THE PROBLEM: Records follow. Select each line holding "country".

TASK INPUT:
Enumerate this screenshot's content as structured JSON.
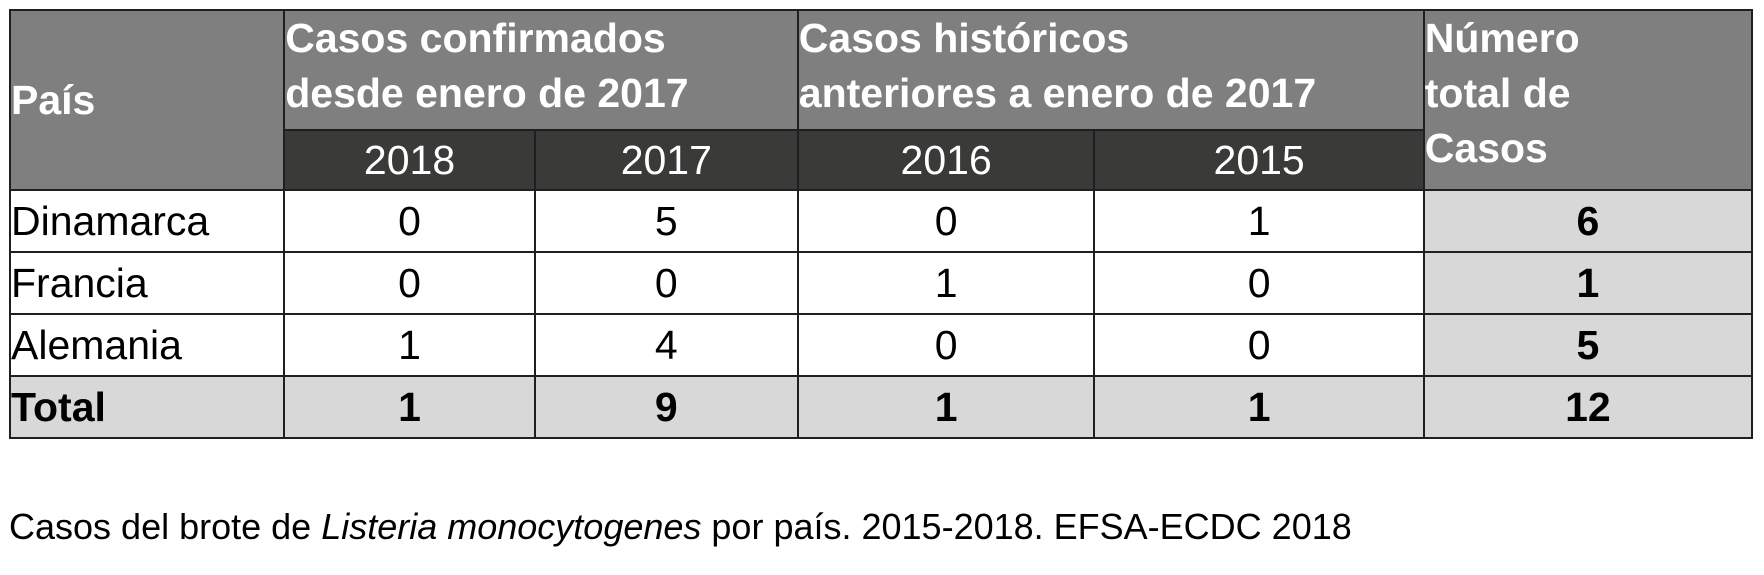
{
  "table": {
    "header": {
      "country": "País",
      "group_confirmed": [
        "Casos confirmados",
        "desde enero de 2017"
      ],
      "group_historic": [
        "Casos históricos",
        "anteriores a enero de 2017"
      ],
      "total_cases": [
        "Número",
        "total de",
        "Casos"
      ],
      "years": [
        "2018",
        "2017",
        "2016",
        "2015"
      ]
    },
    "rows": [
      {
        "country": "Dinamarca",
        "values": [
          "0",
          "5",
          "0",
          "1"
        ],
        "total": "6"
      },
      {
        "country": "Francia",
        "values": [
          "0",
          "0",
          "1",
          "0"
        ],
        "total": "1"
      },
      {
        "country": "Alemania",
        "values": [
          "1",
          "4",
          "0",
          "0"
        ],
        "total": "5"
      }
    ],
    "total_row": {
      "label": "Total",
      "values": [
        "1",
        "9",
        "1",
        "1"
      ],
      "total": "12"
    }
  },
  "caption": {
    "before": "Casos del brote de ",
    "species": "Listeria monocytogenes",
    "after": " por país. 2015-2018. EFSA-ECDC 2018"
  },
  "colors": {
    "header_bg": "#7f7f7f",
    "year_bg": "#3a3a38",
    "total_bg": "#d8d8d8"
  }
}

ANSWER BOX:
      "country": "País",
        "country": "Dinamarca",
        "country": "Francia",
        "country": "Alemania",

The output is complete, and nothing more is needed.